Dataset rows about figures

= = = = = = =

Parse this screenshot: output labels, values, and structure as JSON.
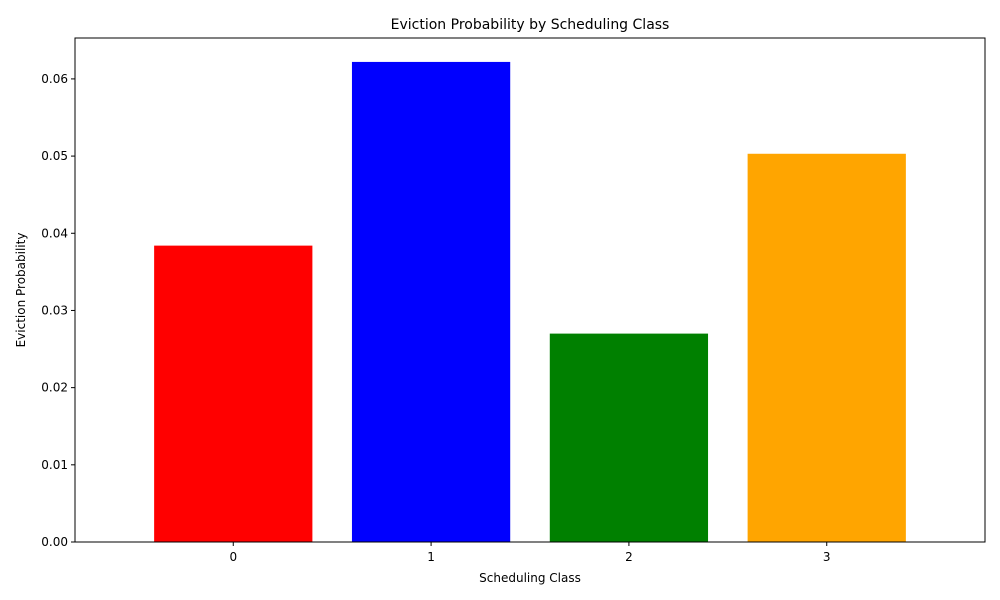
{
  "chart_data": {
    "type": "bar",
    "title": "Eviction Probability by Scheduling Class",
    "xlabel": "Scheduling Class",
    "ylabel": "Eviction Probability",
    "categories": [
      "0",
      "1",
      "2",
      "3"
    ],
    "values": [
      0.0384,
      0.0622,
      0.027,
      0.0503
    ],
    "colors": [
      "#ff0000",
      "#0000ff",
      "#008000",
      "#ffa500"
    ],
    "ylim": [
      0,
      0.0653
    ],
    "yticks": [
      0.0,
      0.01,
      0.02,
      0.03,
      0.04,
      0.05,
      0.06
    ],
    "ytick_labels": [
      "0.00",
      "0.01",
      "0.02",
      "0.03",
      "0.04",
      "0.05",
      "0.06"
    ],
    "grid": false,
    "legend": "none"
  }
}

= = = = = = =

* [DO THIS] Pick each line holding the word "values" out of the listing.

* [WRITTEN ANSWER]
Parse this screenshot: output labels, values, and structure as JSON.
    "values": [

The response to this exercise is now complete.